Problem description: Copy out each of the following lines verbatim, keeping every character and the original order.

(Layout records)
BEGIN
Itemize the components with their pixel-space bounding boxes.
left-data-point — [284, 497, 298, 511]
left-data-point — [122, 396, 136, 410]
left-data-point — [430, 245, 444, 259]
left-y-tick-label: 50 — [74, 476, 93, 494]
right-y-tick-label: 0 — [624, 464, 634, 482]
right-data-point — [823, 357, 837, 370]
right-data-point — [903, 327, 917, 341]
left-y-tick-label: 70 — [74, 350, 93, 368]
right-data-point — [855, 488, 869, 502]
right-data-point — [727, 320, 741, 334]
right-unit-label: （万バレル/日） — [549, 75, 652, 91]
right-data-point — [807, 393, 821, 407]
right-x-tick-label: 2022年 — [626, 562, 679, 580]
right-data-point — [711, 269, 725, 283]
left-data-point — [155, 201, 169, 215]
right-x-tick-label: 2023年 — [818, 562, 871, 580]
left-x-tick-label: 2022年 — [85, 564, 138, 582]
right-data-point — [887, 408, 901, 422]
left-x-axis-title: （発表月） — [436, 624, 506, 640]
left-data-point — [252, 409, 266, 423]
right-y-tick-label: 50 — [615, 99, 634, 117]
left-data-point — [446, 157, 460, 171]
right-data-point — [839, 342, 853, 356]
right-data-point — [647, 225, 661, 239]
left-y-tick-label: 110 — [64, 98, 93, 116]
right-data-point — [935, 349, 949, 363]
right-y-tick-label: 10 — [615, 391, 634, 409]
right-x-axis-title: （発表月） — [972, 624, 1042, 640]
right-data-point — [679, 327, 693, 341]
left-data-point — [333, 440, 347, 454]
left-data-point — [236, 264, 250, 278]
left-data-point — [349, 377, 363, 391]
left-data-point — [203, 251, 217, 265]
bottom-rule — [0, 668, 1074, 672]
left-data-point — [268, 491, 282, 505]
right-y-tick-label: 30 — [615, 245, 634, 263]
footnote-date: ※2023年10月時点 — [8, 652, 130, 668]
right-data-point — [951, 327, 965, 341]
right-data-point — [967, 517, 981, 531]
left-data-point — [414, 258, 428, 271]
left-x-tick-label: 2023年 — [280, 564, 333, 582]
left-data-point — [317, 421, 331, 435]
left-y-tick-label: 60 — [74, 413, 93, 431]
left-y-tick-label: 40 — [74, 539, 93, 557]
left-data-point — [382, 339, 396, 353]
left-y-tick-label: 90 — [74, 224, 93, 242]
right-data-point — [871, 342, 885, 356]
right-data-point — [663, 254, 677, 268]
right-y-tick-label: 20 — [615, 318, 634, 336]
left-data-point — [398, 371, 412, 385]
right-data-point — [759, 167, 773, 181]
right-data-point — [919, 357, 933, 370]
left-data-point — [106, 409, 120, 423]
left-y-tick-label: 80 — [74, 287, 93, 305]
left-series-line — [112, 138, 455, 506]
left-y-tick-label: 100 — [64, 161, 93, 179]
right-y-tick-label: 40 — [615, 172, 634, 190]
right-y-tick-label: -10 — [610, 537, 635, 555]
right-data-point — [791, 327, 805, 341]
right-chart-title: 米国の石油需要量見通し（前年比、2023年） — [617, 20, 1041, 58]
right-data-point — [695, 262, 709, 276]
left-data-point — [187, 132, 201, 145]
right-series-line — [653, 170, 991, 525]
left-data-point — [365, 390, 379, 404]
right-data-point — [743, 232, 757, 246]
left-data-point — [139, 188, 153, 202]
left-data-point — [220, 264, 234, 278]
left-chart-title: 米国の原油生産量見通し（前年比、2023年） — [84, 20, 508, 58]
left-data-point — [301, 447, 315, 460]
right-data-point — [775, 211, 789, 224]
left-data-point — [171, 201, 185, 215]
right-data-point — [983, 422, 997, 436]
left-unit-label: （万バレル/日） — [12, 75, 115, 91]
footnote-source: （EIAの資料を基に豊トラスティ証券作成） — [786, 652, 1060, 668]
END
The solution:
Itemize the components with their pixel-space bounding boxes.
left-data-point — [284, 497, 298, 511]
left-data-point — [122, 396, 136, 410]
left-data-point — [430, 245, 444, 259]
left-y-tick-label: 50 — [74, 476, 93, 494]
right-y-tick-label: 0 — [624, 464, 634, 482]
right-data-point — [823, 357, 837, 370]
right-data-point — [903, 327, 917, 341]
left-y-tick-label: 70 — [74, 350, 93, 368]
right-data-point — [855, 488, 869, 502]
right-data-point — [727, 320, 741, 334]
right-unit-label: （万バレル/日） — [549, 75, 652, 91]
right-data-point — [807, 393, 821, 407]
right-x-tick-label: 2022年 — [626, 562, 679, 580]
right-data-point — [711, 269, 725, 283]
left-data-point — [155, 201, 169, 215]
right-x-tick-label: 2023年 — [818, 562, 871, 580]
left-x-tick-label: 2022年 — [85, 564, 138, 582]
right-data-point — [887, 408, 901, 422]
left-x-axis-title: （発表月） — [436, 624, 506, 640]
left-data-point — [252, 409, 266, 423]
right-y-tick-label: 50 — [615, 99, 634, 117]
left-data-point — [446, 157, 460, 171]
right-data-point — [839, 342, 853, 356]
right-data-point — [647, 225, 661, 239]
left-y-tick-label: 110 — [64, 98, 93, 116]
right-data-point — [935, 349, 949, 363]
right-y-tick-label: 10 — [615, 391, 634, 409]
right-x-axis-title: （発表月） — [972, 624, 1042, 640]
right-data-point — [679, 327, 693, 341]
left-data-point — [333, 440, 347, 454]
left-data-point — [236, 264, 250, 278]
left-data-point — [349, 377, 363, 391]
left-data-point — [203, 251, 217, 265]
bottom-rule — [0, 668, 1074, 672]
left-data-point — [268, 491, 282, 505]
right-y-tick-label: 30 — [615, 245, 634, 263]
footnote-date: ※2023年10月時点 — [8, 652, 130, 668]
right-data-point — [951, 327, 965, 341]
right-data-point — [967, 517, 981, 531]
left-data-point — [414, 258, 428, 271]
left-x-tick-label: 2023年 — [280, 564, 333, 582]
left-data-point — [317, 421, 331, 435]
left-y-tick-label: 60 — [74, 413, 93, 431]
left-y-tick-label: 40 — [74, 539, 93, 557]
left-data-point — [382, 339, 396, 353]
left-y-tick-label: 90 — [74, 224, 93, 242]
right-data-point — [871, 342, 885, 356]
right-data-point — [663, 254, 677, 268]
right-y-tick-label: 20 — [615, 318, 634, 336]
left-data-point — [398, 371, 412, 385]
right-data-point — [759, 167, 773, 181]
right-data-point — [919, 357, 933, 370]
left-data-point — [106, 409, 120, 423]
left-y-tick-label: 80 — [74, 287, 93, 305]
left-series-line — [112, 138, 455, 506]
left-y-tick-label: 100 — [64, 161, 93, 179]
right-y-tick-label: 40 — [615, 172, 634, 190]
right-y-tick-label: -10 — [610, 537, 635, 555]
right-data-point — [791, 327, 805, 341]
right-chart-title: 米国の石油需要量見通し（前年比、2023年） — [617, 20, 1041, 58]
right-data-point — [695, 262, 709, 276]
left-data-point — [187, 132, 201, 145]
right-series-line — [653, 170, 991, 525]
left-data-point — [365, 390, 379, 404]
right-data-point — [743, 232, 757, 246]
left-data-point — [139, 188, 153, 202]
left-data-point — [220, 264, 234, 278]
left-chart-title: 米国の原油生産量見通し（前年比、2023年） — [84, 20, 508, 58]
left-data-point — [301, 447, 315, 460]
right-data-point — [775, 211, 789, 224]
left-data-point — [171, 201, 185, 215]
right-data-point — [983, 422, 997, 436]
left-unit-label: （万バレル/日） — [12, 75, 115, 91]
footnote-source: （EIAの資料を基に豊トラスティ証券作成） — [786, 652, 1060, 668]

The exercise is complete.